#### [The problem]
Extract the listing below in full, unchanged.

#### [Data provided]

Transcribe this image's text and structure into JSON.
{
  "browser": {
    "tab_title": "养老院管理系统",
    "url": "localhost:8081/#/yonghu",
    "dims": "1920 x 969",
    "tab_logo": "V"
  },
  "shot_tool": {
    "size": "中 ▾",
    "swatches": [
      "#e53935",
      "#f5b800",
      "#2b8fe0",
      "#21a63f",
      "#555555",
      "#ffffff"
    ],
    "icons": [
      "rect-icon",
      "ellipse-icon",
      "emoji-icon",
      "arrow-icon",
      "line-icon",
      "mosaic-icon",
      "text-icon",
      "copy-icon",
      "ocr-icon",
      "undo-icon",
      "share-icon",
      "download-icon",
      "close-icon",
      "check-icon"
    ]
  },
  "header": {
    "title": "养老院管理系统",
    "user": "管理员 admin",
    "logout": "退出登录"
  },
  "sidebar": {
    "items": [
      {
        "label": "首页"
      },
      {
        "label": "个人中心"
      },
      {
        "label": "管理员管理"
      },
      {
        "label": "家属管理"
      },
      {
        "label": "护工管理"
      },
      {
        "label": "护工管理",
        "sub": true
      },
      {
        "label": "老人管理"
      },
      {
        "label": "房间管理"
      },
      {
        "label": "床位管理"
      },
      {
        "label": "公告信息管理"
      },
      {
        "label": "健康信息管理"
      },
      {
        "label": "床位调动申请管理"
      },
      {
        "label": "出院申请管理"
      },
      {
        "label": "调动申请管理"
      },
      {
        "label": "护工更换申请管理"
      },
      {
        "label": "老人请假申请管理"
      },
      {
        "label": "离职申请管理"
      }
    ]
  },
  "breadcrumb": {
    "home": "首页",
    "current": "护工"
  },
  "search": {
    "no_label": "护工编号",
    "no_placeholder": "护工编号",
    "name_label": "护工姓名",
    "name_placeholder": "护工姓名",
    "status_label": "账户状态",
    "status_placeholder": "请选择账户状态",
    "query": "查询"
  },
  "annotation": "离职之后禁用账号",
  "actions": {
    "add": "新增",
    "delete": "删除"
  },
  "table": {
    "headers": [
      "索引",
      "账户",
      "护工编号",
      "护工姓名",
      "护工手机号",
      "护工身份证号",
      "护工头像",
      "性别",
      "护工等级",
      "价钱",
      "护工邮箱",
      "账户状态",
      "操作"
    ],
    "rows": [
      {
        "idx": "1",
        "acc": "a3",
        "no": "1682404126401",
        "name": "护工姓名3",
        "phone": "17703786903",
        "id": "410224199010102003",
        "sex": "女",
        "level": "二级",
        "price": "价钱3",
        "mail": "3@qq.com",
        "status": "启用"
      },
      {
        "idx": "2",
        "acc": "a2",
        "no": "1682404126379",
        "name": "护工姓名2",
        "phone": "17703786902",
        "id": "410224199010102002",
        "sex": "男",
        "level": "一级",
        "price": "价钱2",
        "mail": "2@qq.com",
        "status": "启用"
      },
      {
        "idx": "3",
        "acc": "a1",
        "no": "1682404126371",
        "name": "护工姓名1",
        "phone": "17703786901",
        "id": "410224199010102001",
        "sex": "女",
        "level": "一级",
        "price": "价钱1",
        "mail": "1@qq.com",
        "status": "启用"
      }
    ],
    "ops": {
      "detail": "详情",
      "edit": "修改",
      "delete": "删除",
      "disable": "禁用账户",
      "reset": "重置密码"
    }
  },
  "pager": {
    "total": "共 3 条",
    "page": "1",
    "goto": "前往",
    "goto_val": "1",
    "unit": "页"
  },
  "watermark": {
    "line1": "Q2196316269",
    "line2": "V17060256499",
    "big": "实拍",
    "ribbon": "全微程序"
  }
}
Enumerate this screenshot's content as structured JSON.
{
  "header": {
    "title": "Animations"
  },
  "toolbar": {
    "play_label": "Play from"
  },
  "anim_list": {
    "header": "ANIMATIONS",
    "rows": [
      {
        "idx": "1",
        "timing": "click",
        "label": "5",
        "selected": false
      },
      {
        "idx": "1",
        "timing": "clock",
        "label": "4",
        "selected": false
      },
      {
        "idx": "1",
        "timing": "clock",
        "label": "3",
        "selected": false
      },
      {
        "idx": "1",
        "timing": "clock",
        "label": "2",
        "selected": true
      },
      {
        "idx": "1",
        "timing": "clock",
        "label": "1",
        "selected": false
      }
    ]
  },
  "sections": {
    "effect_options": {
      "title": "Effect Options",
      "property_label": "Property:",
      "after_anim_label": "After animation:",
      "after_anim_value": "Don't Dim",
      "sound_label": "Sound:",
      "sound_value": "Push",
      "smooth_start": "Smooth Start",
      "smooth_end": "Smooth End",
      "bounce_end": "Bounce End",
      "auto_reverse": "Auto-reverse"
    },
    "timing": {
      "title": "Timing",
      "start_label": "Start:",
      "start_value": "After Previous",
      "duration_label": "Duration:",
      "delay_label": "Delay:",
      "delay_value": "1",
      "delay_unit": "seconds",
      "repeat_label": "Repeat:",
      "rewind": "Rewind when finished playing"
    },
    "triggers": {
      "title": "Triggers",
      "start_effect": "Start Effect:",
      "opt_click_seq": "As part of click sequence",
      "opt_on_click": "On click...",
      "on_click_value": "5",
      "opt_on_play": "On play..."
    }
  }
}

#### [Task result]
Transcribe this image's text and structure into JSON.
{
  "browser": {
    "tab_title": "养老院管理系统",
    "url": "localhost:8081/#/yonghu",
    "dims": "1920 x 969",
    "tab_logo": "V"
  },
  "shot_tool": {
    "size": "中 ▾",
    "swatches": [
      "#e53935",
      "#f5b800",
      "#2b8fe0",
      "#21a63f",
      "#555555",
      "#ffffff"
    ],
    "icons": [
      "rect-icon",
      "ellipse-icon",
      "emoji-icon",
      "arrow-icon",
      "line-icon",
      "mosaic-icon",
      "text-icon",
      "copy-icon",
      "ocr-icon",
      "undo-icon",
      "share-icon",
      "download-icon",
      "close-icon",
      "check-icon"
    ]
  },
  "header": {
    "title": "养老院管理系统",
    "user": "管理员 admin",
    "logout": "退出登录"
  },
  "sidebar": {
    "items": [
      {
        "label": "首页"
      },
      {
        "label": "个人中心"
      },
      {
        "label": "管理员管理"
      },
      {
        "label": "家属管理"
      },
      {
        "label": "护工管理"
      },
      {
        "label": "护工管理",
        "sub": true
      },
      {
        "label": "老人管理"
      },
      {
        "label": "房间管理"
      },
      {
        "label": "床位管理"
      },
      {
        "label": "公告信息管理"
      },
      {
        "label": "健康信息管理"
      },
      {
        "label": "床位调动申请管理"
      },
      {
        "label": "出院申请管理"
      },
      {
        "label": "调动申请管理"
      },
      {
        "label": "护工更换申请管理"
      },
      {
        "label": "老人请假申请管理"
      },
      {
        "label": "离职申请管理"
      }
    ]
  },
  "breadcrumb": {
    "home": "首页",
    "current": "护工"
  },
  "search": {
    "no_label": "护工编号",
    "no_placeholder": "护工编号",
    "name_label": "护工姓名",
    "name_placeholder": "护工姓名",
    "status_label": "账户状态",
    "status_placeholder": "请选择账户状态",
    "query": "查询"
  },
  "annotation": "离职之后禁用账号",
  "actions": {
    "add": "新增",
    "delete": "删除"
  },
  "table": {
    "headers": [
      "索引",
      "账户",
      "护工编号",
      "护工姓名",
      "护工手机号",
      "护工身份证号",
      "护工头像",
      "性别",
      "护工等级",
      "价钱",
      "护工邮箱",
      "账户状态",
      "操作"
    ],
    "rows": [
      {
        "idx": "1",
        "acc": "a3",
        "no": "1682404126401",
        "name": "护工姓名3",
        "phone": "17703786903",
        "id": "410224199010102003",
        "sex": "女",
        "level": "二级",
        "price": "价钱3",
        "mail": "3@qq.com",
        "status": "启用"
      },
      {
        "idx": "2",
        "acc": "a2",
        "no": "1682404126379",
        "name": "护工姓名2",
        "phone": "17703786902",
        "id": "410224199010102002",
        "sex": "男",
        "level": "一级",
        "price": "价钱2",
        "mail": "2@qq.com",
        "status": "启用"
      },
      {
        "idx": "3",
        "acc": "a1",
        "no": "1682404126371",
        "name": "护工姓名1",
        "phone": "17703786901",
        "id": "410224199010102001",
        "sex": "女",
        "level": "一级",
        "price": "价钱1",
        "mail": "1@qq.com",
        "status": "启用"
      }
    ],
    "ops": {
      "detail": "详情",
      "edit": "修改",
      "delete": "删除",
      "disable": "禁用账户",
      "reset": "重置密码"
    }
  },
  "pager": {
    "total": "共 3 条",
    "page": "1",
    "goto": "前往",
    "goto_val": "1",
    "unit": "页"
  },
  "watermark": {
    "line1": "Q2196316269",
    "line2": "V17060256499",
    "big": "实拍",
    "ribbon": "全微程序"
  }
}
Enumerate this screenshot's content as structured JSON.
{
  "header": {
    "title": "Animations"
  },
  "toolbar": {
    "play_label": "Play from"
  },
  "anim_list": {
    "header": "ANIMATIONS",
    "rows": [
      {
        "idx": "1",
        "timing": "click",
        "label": "5",
        "selected": false
      },
      {
        "idx": "1",
        "timing": "clock",
        "label": "4",
        "selected": false
      },
      {
        "idx": "1",
        "timing": "clock",
        "label": "3",
        "selected": false
      },
      {
        "idx": "1",
        "timing": "clock",
        "label": "2",
        "selected": true
      },
      {
        "idx": "1",
        "timing": "clock",
        "label": "1",
        "selected": false
      }
    ]
  },
  "sections": {
    "effect_options": {
      "title": "Effect Options",
      "property_label": "Property:",
      "after_anim_label": "After animation:",
      "after_anim_value": "Don't Dim",
      "sound_label": "Sound:",
      "sound_value": "Push",
      "smooth_start": "Smooth Start",
      "smooth_end": "Smooth End",
      "bounce_end": "Bounce End",
      "auto_reverse": "Auto-reverse"
    },
    "timing": {
      "title": "Timing",
      "start_label": "Start:",
      "start_value": "After Previous",
      "duration_label": "Duration:",
      "delay_label": "Delay:",
      "delay_value": "1",
      "delay_unit": "seconds",
      "repeat_label": "Repeat:",
      "rewind": "Rewind when finished playing"
    },
    "triggers": {
      "title": "Triggers",
      "start_effect": "Start Effect:",
      "opt_click_seq": "As part of click sequence",
      "opt_on_click": "On click...",
      "on_click_value": "5",
      "opt_on_play": "On play..."
    }
  }
}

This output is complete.